↓↓↓

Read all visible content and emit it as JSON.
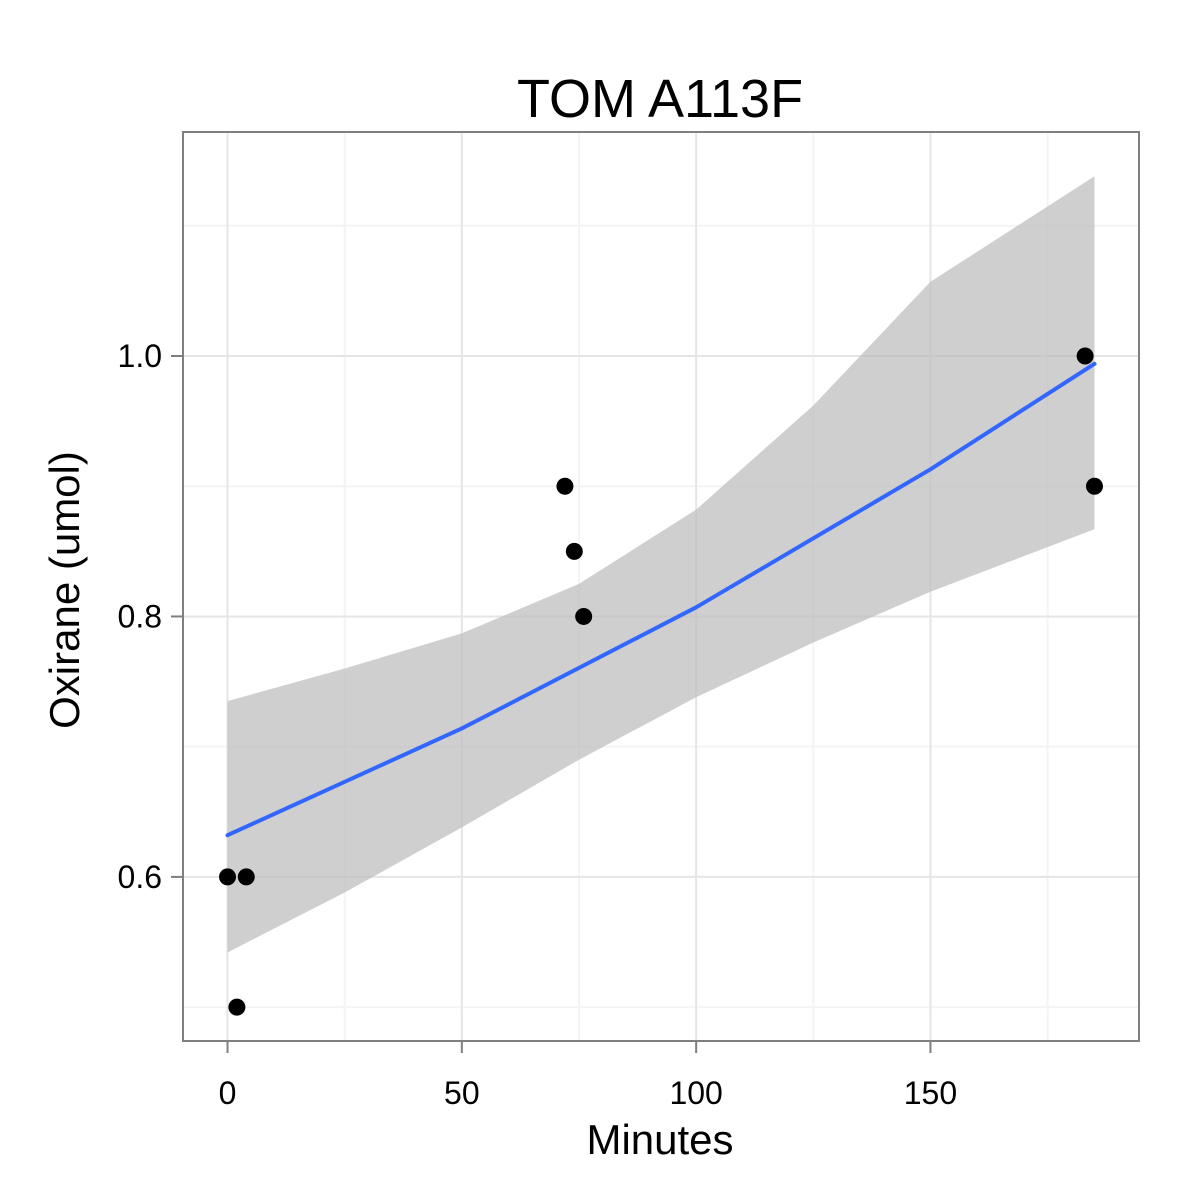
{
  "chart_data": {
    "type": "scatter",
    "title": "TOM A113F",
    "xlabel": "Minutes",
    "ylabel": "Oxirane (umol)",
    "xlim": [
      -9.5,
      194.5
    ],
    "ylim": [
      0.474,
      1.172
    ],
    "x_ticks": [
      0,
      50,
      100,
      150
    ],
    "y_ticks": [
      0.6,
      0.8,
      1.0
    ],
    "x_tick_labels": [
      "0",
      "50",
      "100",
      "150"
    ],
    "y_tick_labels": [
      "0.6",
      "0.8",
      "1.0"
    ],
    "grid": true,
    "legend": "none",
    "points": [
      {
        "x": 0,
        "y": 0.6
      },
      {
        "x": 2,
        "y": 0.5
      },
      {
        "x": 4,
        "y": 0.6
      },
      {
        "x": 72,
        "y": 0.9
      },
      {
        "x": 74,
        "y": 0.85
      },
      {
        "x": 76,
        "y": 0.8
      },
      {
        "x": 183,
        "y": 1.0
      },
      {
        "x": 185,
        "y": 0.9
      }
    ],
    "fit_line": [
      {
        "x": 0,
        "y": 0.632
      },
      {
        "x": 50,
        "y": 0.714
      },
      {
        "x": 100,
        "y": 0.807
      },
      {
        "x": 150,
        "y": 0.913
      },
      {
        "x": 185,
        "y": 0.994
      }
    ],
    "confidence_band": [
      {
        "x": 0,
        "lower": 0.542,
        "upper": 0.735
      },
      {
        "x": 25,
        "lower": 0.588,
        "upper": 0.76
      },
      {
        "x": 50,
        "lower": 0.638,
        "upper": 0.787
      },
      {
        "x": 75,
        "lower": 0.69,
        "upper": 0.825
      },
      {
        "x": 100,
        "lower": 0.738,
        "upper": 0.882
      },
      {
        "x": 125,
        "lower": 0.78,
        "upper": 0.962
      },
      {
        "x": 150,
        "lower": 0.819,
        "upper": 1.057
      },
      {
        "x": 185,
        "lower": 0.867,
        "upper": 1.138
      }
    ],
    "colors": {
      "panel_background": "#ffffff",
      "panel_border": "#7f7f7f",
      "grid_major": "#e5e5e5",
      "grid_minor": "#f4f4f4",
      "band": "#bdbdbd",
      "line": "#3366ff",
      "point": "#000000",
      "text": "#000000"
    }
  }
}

↑↑↑

TASK DETAILS> Transcribe the listing above verbatim. Omit the pictures.

ANSWER>
Read all visible content and emit it as JSON.
{
  "chart_data": {
    "type": "scatter",
    "title": "TOM A113F",
    "xlabel": "Minutes",
    "ylabel": "Oxirane (umol)",
    "xlim": [
      -9.5,
      194.5
    ],
    "ylim": [
      0.474,
      1.172
    ],
    "x_ticks": [
      0,
      50,
      100,
      150
    ],
    "y_ticks": [
      0.6,
      0.8,
      1.0
    ],
    "x_tick_labels": [
      "0",
      "50",
      "100",
      "150"
    ],
    "y_tick_labels": [
      "0.6",
      "0.8",
      "1.0"
    ],
    "grid": true,
    "legend": "none",
    "points": [
      {
        "x": 0,
        "y": 0.6
      },
      {
        "x": 2,
        "y": 0.5
      },
      {
        "x": 4,
        "y": 0.6
      },
      {
        "x": 72,
        "y": 0.9
      },
      {
        "x": 74,
        "y": 0.85
      },
      {
        "x": 76,
        "y": 0.8
      },
      {
        "x": 183,
        "y": 1.0
      },
      {
        "x": 185,
        "y": 0.9
      }
    ],
    "fit_line": [
      {
        "x": 0,
        "y": 0.632
      },
      {
        "x": 50,
        "y": 0.714
      },
      {
        "x": 100,
        "y": 0.807
      },
      {
        "x": 150,
        "y": 0.913
      },
      {
        "x": 185,
        "y": 0.994
      }
    ],
    "confidence_band": [
      {
        "x": 0,
        "lower": 0.542,
        "upper": 0.735
      },
      {
        "x": 25,
        "lower": 0.588,
        "upper": 0.76
      },
      {
        "x": 50,
        "lower": 0.638,
        "upper": 0.787
      },
      {
        "x": 75,
        "lower": 0.69,
        "upper": 0.825
      },
      {
        "x": 100,
        "lower": 0.738,
        "upper": 0.882
      },
      {
        "x": 125,
        "lower": 0.78,
        "upper": 0.962
      },
      {
        "x": 150,
        "lower": 0.819,
        "upper": 1.057
      },
      {
        "x": 185,
        "lower": 0.867,
        "upper": 1.138
      }
    ],
    "colors": {
      "panel_background": "#ffffff",
      "panel_border": "#7f7f7f",
      "grid_major": "#e5e5e5",
      "grid_minor": "#f4f4f4",
      "band": "#bdbdbd",
      "line": "#3366ff",
      "point": "#000000",
      "text": "#000000"
    }
  }
}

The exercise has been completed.